• [EXERCISE DESCRIPTION]:
The data below should be restated word for word, with every picture omitted.

• [DATASET ROWS]:
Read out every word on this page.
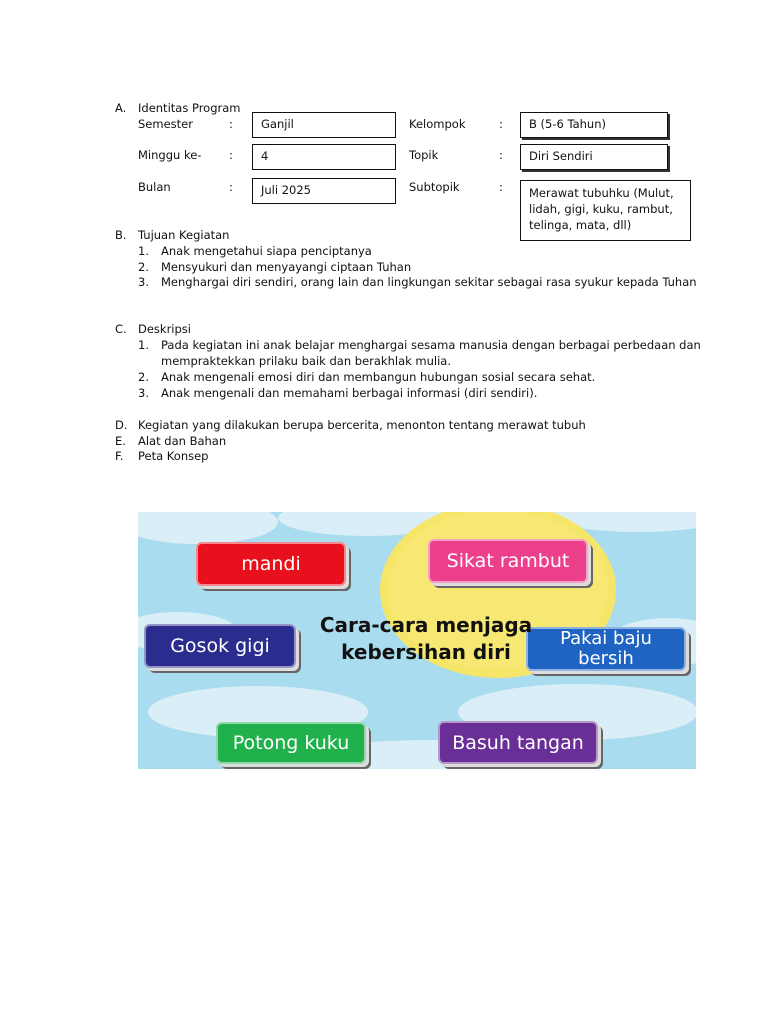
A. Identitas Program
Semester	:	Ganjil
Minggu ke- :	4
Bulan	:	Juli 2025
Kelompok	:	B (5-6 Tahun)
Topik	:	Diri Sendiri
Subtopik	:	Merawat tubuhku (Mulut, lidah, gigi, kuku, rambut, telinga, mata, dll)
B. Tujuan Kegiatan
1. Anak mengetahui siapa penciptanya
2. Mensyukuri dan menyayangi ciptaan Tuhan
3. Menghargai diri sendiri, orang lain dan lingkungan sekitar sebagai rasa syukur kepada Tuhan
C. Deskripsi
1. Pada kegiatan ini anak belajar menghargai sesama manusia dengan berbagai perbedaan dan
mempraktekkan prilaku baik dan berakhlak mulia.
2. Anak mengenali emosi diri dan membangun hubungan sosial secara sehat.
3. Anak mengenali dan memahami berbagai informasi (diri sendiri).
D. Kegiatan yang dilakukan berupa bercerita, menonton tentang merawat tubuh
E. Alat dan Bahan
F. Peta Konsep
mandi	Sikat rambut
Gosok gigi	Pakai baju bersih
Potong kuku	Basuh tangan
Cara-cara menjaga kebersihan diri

• [OUTPUT FOR THIS EXERCISE]:
Read out every word on this page.
A. Identitas Program
Semester	:	Ganjil
Minggu ke- :	4
Bulan	:	Juli 2025
Kelompok	:	B (5-6 Tahun)
Topik	:	Diri Sendiri
Subtopik	:	Merawat tubuhku (Mulut, lidah, gigi, kuku, rambut, telinga, mata, dll)
B. Tujuan Kegiatan
1. Anak mengetahui siapa penciptanya
2. Mensyukuri dan menyayangi ciptaan Tuhan
3. Menghargai diri sendiri, orang lain dan lingkungan sekitar sebagai rasa syukur kepada Tuhan
C. Deskripsi
1. Pada kegiatan ini anak belajar menghargai sesama manusia dengan berbagai perbedaan dan
mempraktekkan prilaku baik dan berakhlak mulia.
2. Anak mengenali emosi diri dan membangun hubungan sosial secara sehat.
3. Anak mengenali dan memahami berbagai informasi (diri sendiri).
D. Kegiatan yang dilakukan berupa bercerita, menonton tentang merawat tubuh
E. Alat dan Bahan
F. Peta Konsep
mandi	Sikat rambut
Gosok gigi	Pakai baju bersih
Potong kuku	Basuh tangan
Cara-cara menjaga kebersihan diri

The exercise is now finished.